Copy every line that holds "title".

Dataset entries
--- START ---

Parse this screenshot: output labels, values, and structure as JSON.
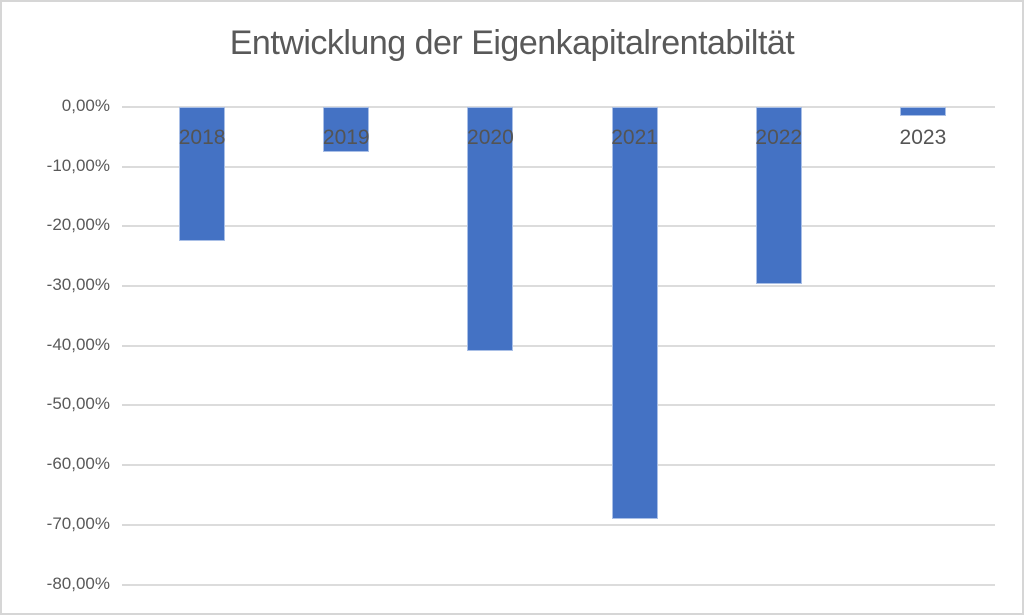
{
  "chart": {
    "colors": {
      "bar": "#4472C4",
      "bar_edge": "#a9bfe6",
      "gridline": "#dcdcdc",
      "text": "#595959",
      "frame_border": "#d6d6d6",
      "background": "#ffffff"
    }
  },
  "chart_data": {
    "type": "bar",
    "title": "Entwicklung der Eigenkapitalrentabiltät",
    "categories": [
      "2018",
      "2019",
      "2020",
      "2021",
      "2022",
      "2023"
    ],
    "values": [
      -22.5,
      -7.6,
      -40.8,
      -69.0,
      -29.7,
      -1.5
    ],
    "unit": "%",
    "xlabel": "",
    "ylabel": "",
    "ylim": [
      -80,
      0
    ],
    "y_tick_labels": [
      "0,00%",
      "-10,00%",
      "-20,00%",
      "-30,00%",
      "-40,00%",
      "-50,00%",
      "-60,00%",
      "-70,00%",
      "-80,00%"
    ],
    "y_tick_values": [
      0,
      -10,
      -20,
      -30,
      -40,
      -50,
      -60,
      -70,
      -80
    ],
    "grid": true,
    "legend": false,
    "value_label_format": "german_percent",
    "category_label_position": "below_zero_axis"
  }
}
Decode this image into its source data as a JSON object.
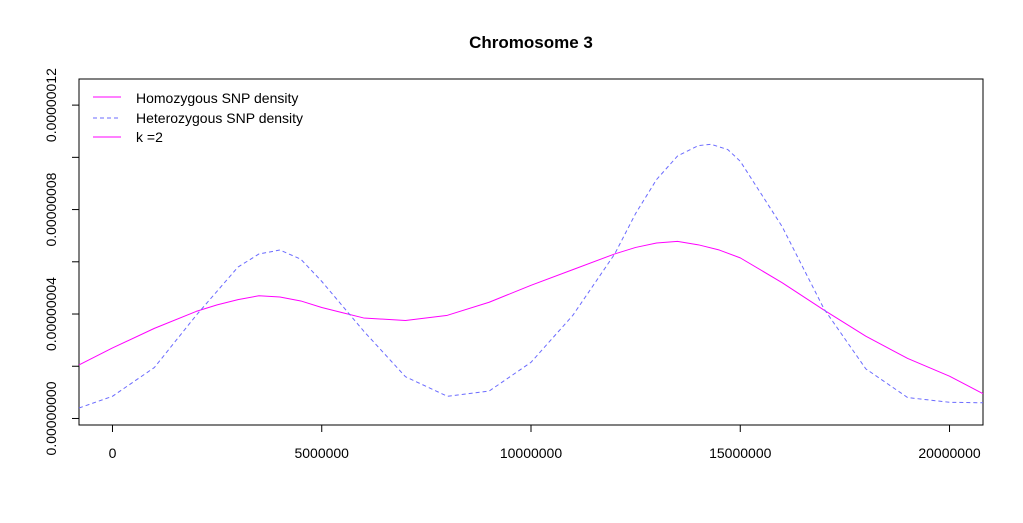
{
  "chart_data": {
    "type": "line",
    "title": "Chromosome 3",
    "xlabel": "",
    "ylabel": "",
    "xlim": [
      -800000,
      20800000
    ],
    "ylim": [
      -2.5e-09,
      1.3e-07
    ],
    "x_ticks": [
      0,
      5000000,
      10000000,
      15000000,
      20000000
    ],
    "x_tick_labels": [
      "0",
      "5000000",
      "10000000",
      "15000000",
      "20000000"
    ],
    "y_ticks": [
      0,
      2e-08,
      4e-08,
      6e-08,
      8e-08,
      1e-07,
      1.2e-07
    ],
    "y_tick_labels": [
      "0.00000000",
      "",
      "0.00000004",
      "",
      "0.00000008",
      "",
      "0.00000012"
    ],
    "grid": false,
    "legend_position": "top-left",
    "series": [
      {
        "name": "Homozygous SNP density",
        "color": "#ff00ff",
        "dash": "solid",
        "x": [
          -800000,
          0,
          1000000,
          2000000,
          2500000,
          3000000,
          3500000,
          4000000,
          4500000,
          5000000,
          5500000,
          6000000,
          7000000,
          8000000,
          9000000,
          10000000,
          11000000,
          12000000,
          12500000,
          13000000,
          13500000,
          14000000,
          14500000,
          15000000,
          16000000,
          17000000,
          18000000,
          19000000,
          20000000,
          20800000
        ],
        "y": [
          2.05e-08,
          2.7e-08,
          3.45e-08,
          4.1e-08,
          4.35e-08,
          4.55e-08,
          4.7e-08,
          4.65e-08,
          4.5e-08,
          4.25e-08,
          4.05e-08,
          3.85e-08,
          3.75e-08,
          3.95e-08,
          4.45e-08,
          5.1e-08,
          5.7e-08,
          6.3e-08,
          6.55e-08,
          6.72e-08,
          6.78e-08,
          6.65e-08,
          6.45e-08,
          6.15e-08,
          5.2e-08,
          4.15e-08,
          3.15e-08,
          2.3e-08,
          1.62e-08,
          9.5e-09
        ]
      },
      {
        "name": "Heterozygous SNP density",
        "color": "#6b6bff",
        "dash": "dashed",
        "x": [
          -800000,
          0,
          1000000,
          2000000,
          3000000,
          3500000,
          4000000,
          4500000,
          5000000,
          5500000,
          6000000,
          7000000,
          8000000,
          9000000,
          10000000,
          11000000,
          12000000,
          12500000,
          13000000,
          13500000,
          14000000,
          14300000,
          14700000,
          15000000,
          16000000,
          17000000,
          18000000,
          19000000,
          20000000,
          20800000
        ],
        "y": [
          4e-09,
          8.5e-09,
          1.95e-08,
          3.95e-08,
          5.8e-08,
          6.3e-08,
          6.45e-08,
          6.1e-08,
          5.25e-08,
          4.3e-08,
          3.35e-08,
          1.6e-08,
          8.5e-09,
          1.05e-08,
          2.15e-08,
          3.95e-08,
          6.3e-08,
          7.85e-08,
          9.15e-08,
          1.005e-07,
          1.045e-07,
          1.05e-07,
          1.03e-07,
          9.85e-08,
          7.35e-08,
          4.2e-08,
          1.9e-08,
          8e-09,
          6.2e-09,
          6e-09
        ]
      }
    ],
    "legend": [
      {
        "label": "Homozygous SNP density",
        "color": "#ff00ff",
        "dash": "solid"
      },
      {
        "label": "Heterozygous SNP density",
        "color": "#6b6bff",
        "dash": "dashed"
      },
      {
        "label": "k =2",
        "color": "#ff00ff",
        "dash": "solid"
      }
    ]
  }
}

--- END ---

§ **RESULT**
    "title": "Entwicklung der Eigenkapitalrentabiltät",
    "title": "Chromosome 3",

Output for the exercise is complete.